▶ **PROBLEM DETAILS**:
In the entries below, count the lines holding "plot". Reply with the number only.

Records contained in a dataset
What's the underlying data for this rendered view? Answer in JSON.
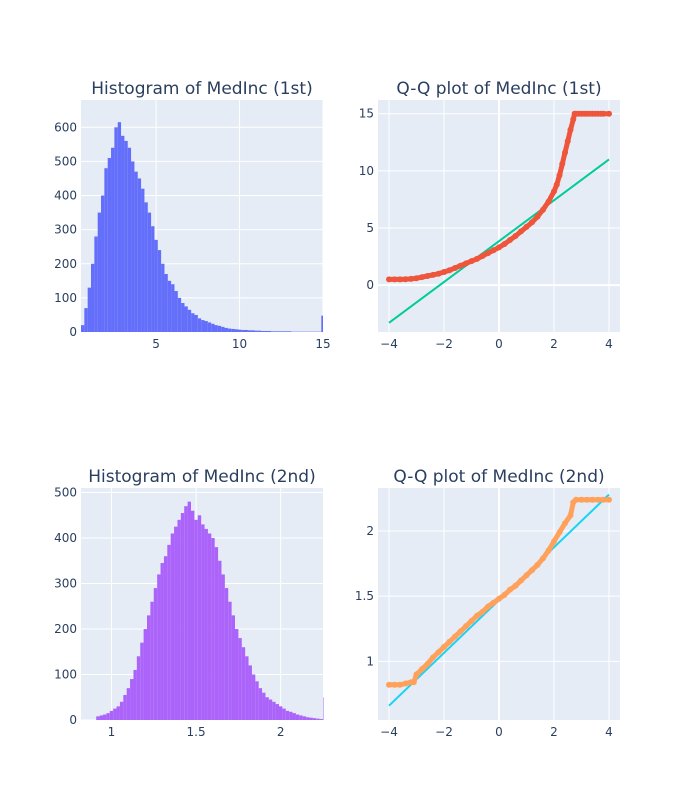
{
  "chart_data": [
    {
      "id": "hist1",
      "type": "bar",
      "title": "Histogram of MedInc (1st)",
      "xlim": [
        0.5,
        15.0
      ],
      "ylim": [
        0,
        680
      ],
      "xticks": [
        5,
        10,
        15
      ],
      "yticks": [
        0,
        100,
        200,
        300,
        400,
        500,
        600
      ],
      "color": "#636efa",
      "x": [
        0.5,
        0.7,
        0.9,
        1.1,
        1.3,
        1.5,
        1.7,
        1.9,
        2.1,
        2.3,
        2.5,
        2.7,
        2.9,
        3.1,
        3.3,
        3.5,
        3.7,
        3.9,
        4.1,
        4.3,
        4.5,
        4.7,
        4.9,
        5.1,
        5.3,
        5.5,
        5.7,
        5.9,
        6.1,
        6.3,
        6.5,
        6.7,
        6.9,
        7.1,
        7.3,
        7.5,
        7.7,
        7.9,
        8.1,
        8.3,
        8.5,
        8.7,
        8.9,
        9.1,
        9.3,
        9.5,
        9.7,
        9.9,
        10.1,
        10.3,
        10.5,
        10.7,
        10.9,
        11.1,
        11.3,
        11.5,
        11.7,
        11.9,
        12.1,
        12.3,
        12.5,
        12.7,
        12.9,
        13.1,
        13.3,
        13.5,
        13.7,
        13.9,
        14.1,
        14.3,
        14.5,
        14.7,
        14.9
      ],
      "values": [
        20,
        70,
        130,
        200,
        280,
        350,
        400,
        480,
        510,
        540,
        600,
        615,
        575,
        560,
        540,
        500,
        470,
        450,
        420,
        380,
        350,
        310,
        270,
        240,
        200,
        170,
        150,
        140,
        120,
        100,
        85,
        75,
        65,
        55,
        50,
        40,
        35,
        32,
        28,
        24,
        20,
        18,
        15,
        12,
        10,
        9,
        8,
        7,
        6,
        6,
        5,
        5,
        4,
        4,
        3,
        3,
        3,
        2,
        2,
        2,
        2,
        2,
        2,
        1,
        1,
        1,
        1,
        1,
        1,
        1,
        1,
        1,
        48
      ]
    },
    {
      "id": "qq1",
      "type": "scatter",
      "title": "Q-Q plot of MedInc (1st)",
      "xlim": [
        -4.4,
        4.4
      ],
      "ylim": [
        -4.1,
        16.2
      ],
      "xticks": [
        -4,
        -2,
        0,
        2,
        4
      ],
      "yticks": [
        0,
        5,
        10,
        15
      ],
      "point_color": "#ef553b",
      "line_color": "#00cc96",
      "points_x": [
        -4.0,
        -3.8,
        -3.6,
        -3.4,
        -3.2,
        -3.0,
        -2.8,
        -2.6,
        -2.4,
        -2.2,
        -2.0,
        -1.8,
        -1.6,
        -1.4,
        -1.2,
        -1.0,
        -0.8,
        -0.6,
        -0.4,
        -0.2,
        0.0,
        0.2,
        0.4,
        0.6,
        0.8,
        1.0,
        1.2,
        1.4,
        1.6,
        1.8,
        2.0,
        2.1,
        2.2,
        2.3,
        2.4,
        2.5,
        2.6,
        2.7,
        2.75,
        2.8,
        2.9,
        3.0,
        3.1,
        3.2,
        3.3,
        3.4,
        3.5,
        3.6,
        3.7,
        3.8,
        4.0
      ],
      "points_y": [
        0.5,
        0.5,
        0.5,
        0.52,
        0.55,
        0.6,
        0.7,
        0.8,
        0.9,
        1.0,
        1.15,
        1.3,
        1.5,
        1.7,
        1.9,
        2.1,
        2.3,
        2.55,
        2.8,
        3.05,
        3.3,
        3.6,
        3.95,
        4.3,
        4.7,
        5.1,
        5.5,
        6.0,
        6.6,
        7.3,
        8.2,
        8.8,
        9.6,
        10.6,
        11.6,
        12.6,
        13.6,
        14.5,
        15.0,
        15.0,
        15.0,
        15.0,
        15.0,
        15.0,
        15.0,
        15.0,
        15.0,
        15.0,
        15.0,
        15.0,
        15.0
      ],
      "line_x": [
        -4,
        4
      ],
      "line_y": [
        -3.3,
        11.0
      ]
    },
    {
      "id": "hist2",
      "type": "bar",
      "title": "Histogram of MedInc (2nd)",
      "xlim": [
        0.82,
        2.25
      ],
      "ylim": [
        0,
        510
      ],
      "xticks": [
        1,
        1.5,
        2
      ],
      "yticks": [
        0,
        100,
        200,
        300,
        400,
        500
      ],
      "color": "#ab63fa",
      "x": [
        0.83,
        0.85,
        0.87,
        0.89,
        0.91,
        0.93,
        0.95,
        0.97,
        0.99,
        1.01,
        1.03,
        1.05,
        1.07,
        1.09,
        1.11,
        1.13,
        1.15,
        1.17,
        1.19,
        1.21,
        1.23,
        1.25,
        1.27,
        1.29,
        1.31,
        1.33,
        1.35,
        1.37,
        1.39,
        1.41,
        1.43,
        1.45,
        1.47,
        1.49,
        1.51,
        1.53,
        1.55,
        1.57,
        1.59,
        1.61,
        1.63,
        1.65,
        1.67,
        1.69,
        1.71,
        1.73,
        1.75,
        1.77,
        1.79,
        1.81,
        1.83,
        1.85,
        1.87,
        1.89,
        1.91,
        1.93,
        1.95,
        1.97,
        1.99,
        2.01,
        2.03,
        2.05,
        2.07,
        2.09,
        2.11,
        2.13,
        2.15,
        2.17,
        2.19,
        2.21,
        2.23,
        2.25
      ],
      "values": [
        0,
        0,
        0,
        0,
        8,
        10,
        12,
        15,
        20,
        25,
        30,
        40,
        55,
        70,
        90,
        110,
        140,
        170,
        200,
        230,
        260,
        290,
        320,
        345,
        360,
        385,
        410,
        425,
        440,
        455,
        470,
        480,
        460,
        440,
        450,
        430,
        420,
        410,
        400,
        380,
        350,
        320,
        290,
        260,
        230,
        200,
        180,
        160,
        140,
        120,
        100,
        85,
        70,
        60,
        50,
        45,
        40,
        35,
        30,
        25,
        20,
        18,
        15,
        12,
        10,
        8,
        6,
        5,
        4,
        3,
        2,
        50
      ]
    },
    {
      "id": "qq2",
      "type": "scatter",
      "title": "Q-Q plot of MedInc (2nd)",
      "xlim": [
        -4.4,
        4.4
      ],
      "ylim": [
        0.55,
        2.33
      ],
      "xticks": [
        -4,
        -2,
        0,
        2,
        4
      ],
      "yticks": [
        1,
        1.5,
        2
      ],
      "ytick_labels": [
        "1",
        "1.5",
        "2"
      ],
      "point_color": "#ffa15a",
      "line_color": "#19d3f3",
      "points_x": [
        -4.0,
        -3.8,
        -3.6,
        -3.4,
        -3.2,
        -3.1,
        -3.0,
        -2.8,
        -2.6,
        -2.4,
        -2.2,
        -2.0,
        -1.8,
        -1.6,
        -1.4,
        -1.2,
        -1.0,
        -0.8,
        -0.6,
        -0.4,
        -0.2,
        0.0,
        0.2,
        0.4,
        0.6,
        0.8,
        1.0,
        1.2,
        1.4,
        1.6,
        1.8,
        2.0,
        2.2,
        2.4,
        2.6,
        2.7,
        2.8,
        3.0,
        3.2,
        3.4,
        3.6,
        3.8,
        4.0
      ],
      "points_y": [
        0.82,
        0.82,
        0.82,
        0.83,
        0.84,
        0.84,
        0.9,
        0.94,
        0.98,
        1.03,
        1.07,
        1.11,
        1.15,
        1.19,
        1.23,
        1.27,
        1.31,
        1.35,
        1.38,
        1.42,
        1.45,
        1.48,
        1.51,
        1.55,
        1.58,
        1.62,
        1.66,
        1.7,
        1.74,
        1.79,
        1.85,
        1.92,
        1.99,
        2.06,
        2.12,
        2.22,
        2.24,
        2.24,
        2.24,
        2.24,
        2.24,
        2.24,
        2.24
      ],
      "line_x": [
        -4,
        4
      ],
      "line_y": [
        0.66,
        2.28
      ]
    }
  ]
}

▶ **EXERCISE RESPONSE**:
2